#### Directions:
1 - Translate the following sentence from the blog post on book reviews below into French: "There are no authorities on fiction, only readers who like or dislike what you have written."
2 - From the blog post on book reviews below, set down a passage verbatim. Begin at the words "Thanks, KJH. I'm" and stop after the words "a karmic return.".

#### Text:
┄┄┄┄┄┄┄┄┄┄┄┄┄┄┄┄┄┄┄┄
Wednesday, August 12, 2009

School Library Journal (USA)

Lovely review from SLJ just in today for the American edition of The Book of Dreams: "lyrical writing and exquisitely detailed descriptions of the Faerie world and geographical locations in Canada." Sweet balm to the wounded after a brutal review from Kirkus: "a skeleton of a story." (Some skeleton at almost 700 pages.) One of these days I'll learn to ignore reviews. As James Joyce himself observed, whether good or bad, they are all subjective opinion. There are no authorities on fiction, only readers who like or dislike what you have written. Truth to tell, but, I will always be delighted when I get the thumbs up from the younger generation. One book blog - in BetweeN the pages - gave BOD five stars. Here's their rating system: 1 star - use as doorstop, 2 star - bearable while on pain medication, 3 star - read once, do not repeat, 4 star - definitely keep it on your shelf, 5 star - use as altar. It doesn't get better than that!


KJH said...

I'm a librarian, so I read all the library-related review magazines. I actually went "say whaaat?" when I read the Kirkus Review of BOD this week. Have to disagree with them. I re-read The Book of Dreams every year around Thanksgiving in October because it takes me to my magical happy place. If I listened to Kirkus, I would miss out on so many good books! They're so harsh. They actually advocated that the author of a book they didn't like "be taken out and shot." Nice, eh?

I'm pretty harsh on books myself, but I read hundreds of them. I've been reading yours since I was a teenager and they are definitely, definitely up there amongst my favourites.

OR Melling said...

Thanks, KJH. I'm thrilled by your comments on BOD. I think the Kirkus Reviews are so harsh because they are anonymous, which is rather incredible in itself and obviously encourages all kinds of abuse. The reviewer takes no responsibility for his or her words; an act of cowardice really. When I wrote as a critic for the Irish Times, John Banville discouraged reviewers from savaging anyone's work. He said if you could say nothing good about a book, then don't review it. A much classier attitude, than the quick stab in the dark style, eh?

OR Melling said...

PS At the same time, I must confess I wrote some pretty harsh reviews for Books Ireland (before John Banville influenced me for the better!) so I guess I'll have to take Kirkus as a karmic return.
┄┄┄┄┄┄┄┄┄┄┄┄┄┄┄┄┄┄┄┄
#### Listed records:
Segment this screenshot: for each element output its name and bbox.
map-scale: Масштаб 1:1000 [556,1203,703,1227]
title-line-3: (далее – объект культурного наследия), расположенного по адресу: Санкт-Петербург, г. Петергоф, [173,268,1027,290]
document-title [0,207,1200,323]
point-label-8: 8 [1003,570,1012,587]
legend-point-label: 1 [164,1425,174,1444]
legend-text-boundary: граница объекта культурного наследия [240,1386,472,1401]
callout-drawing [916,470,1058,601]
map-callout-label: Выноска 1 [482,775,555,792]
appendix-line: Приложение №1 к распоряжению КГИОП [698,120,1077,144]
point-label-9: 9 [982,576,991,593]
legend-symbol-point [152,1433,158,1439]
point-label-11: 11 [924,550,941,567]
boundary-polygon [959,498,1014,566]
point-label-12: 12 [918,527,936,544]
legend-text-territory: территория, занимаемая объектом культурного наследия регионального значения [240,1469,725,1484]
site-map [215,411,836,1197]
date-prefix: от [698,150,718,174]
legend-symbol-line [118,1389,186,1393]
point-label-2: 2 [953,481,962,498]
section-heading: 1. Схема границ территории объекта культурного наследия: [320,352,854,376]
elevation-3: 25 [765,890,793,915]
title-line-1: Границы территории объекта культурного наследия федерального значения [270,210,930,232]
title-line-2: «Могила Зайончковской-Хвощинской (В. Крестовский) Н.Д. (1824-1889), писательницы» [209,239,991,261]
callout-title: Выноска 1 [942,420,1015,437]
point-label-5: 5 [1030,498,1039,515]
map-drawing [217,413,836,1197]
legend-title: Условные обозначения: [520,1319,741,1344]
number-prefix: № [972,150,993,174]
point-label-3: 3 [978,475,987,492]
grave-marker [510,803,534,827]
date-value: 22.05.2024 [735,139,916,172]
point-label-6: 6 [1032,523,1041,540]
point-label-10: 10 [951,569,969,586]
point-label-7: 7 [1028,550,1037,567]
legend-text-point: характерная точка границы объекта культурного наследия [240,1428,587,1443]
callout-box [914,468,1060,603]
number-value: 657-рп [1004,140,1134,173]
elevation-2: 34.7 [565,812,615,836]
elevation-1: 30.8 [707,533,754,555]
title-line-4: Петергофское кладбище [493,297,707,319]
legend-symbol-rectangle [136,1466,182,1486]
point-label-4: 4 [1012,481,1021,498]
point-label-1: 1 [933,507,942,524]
┄┄┄┄┄┄┄┄┄┄┄┄┄┄┄┄┄┄┄┄
#### Responses per task:
1 - Il n'existe aucune autorité en matière de fiction, seulement des lecteurs qui aiment ou n'aiment pas ce que vous avez écrit.

2 -
Thanks, KJH. I'm thrilled by your comments on BOD. I think the Kirkus Reviews are so harsh because they are anonymous, which is rather incredible in itself and obviously encourages all kinds of abuse. The reviewer takes no responsibility for his or her words; an act of cowardice really. When I wrote as a critic for the Irish Times, John Banville discouraged reviewers from savaging anyone's work. He said if you could say nothing good about a book, then don't review it. A much classier attitude, than the quick stab in the dark style, eh?

OR Melling said...

PS At the same time, I must confess I wrote some pretty harsh reviews for Books Ireland (before John Banville influenced me for the better!) so I guess I'll have to take Kirkus as a karmic return.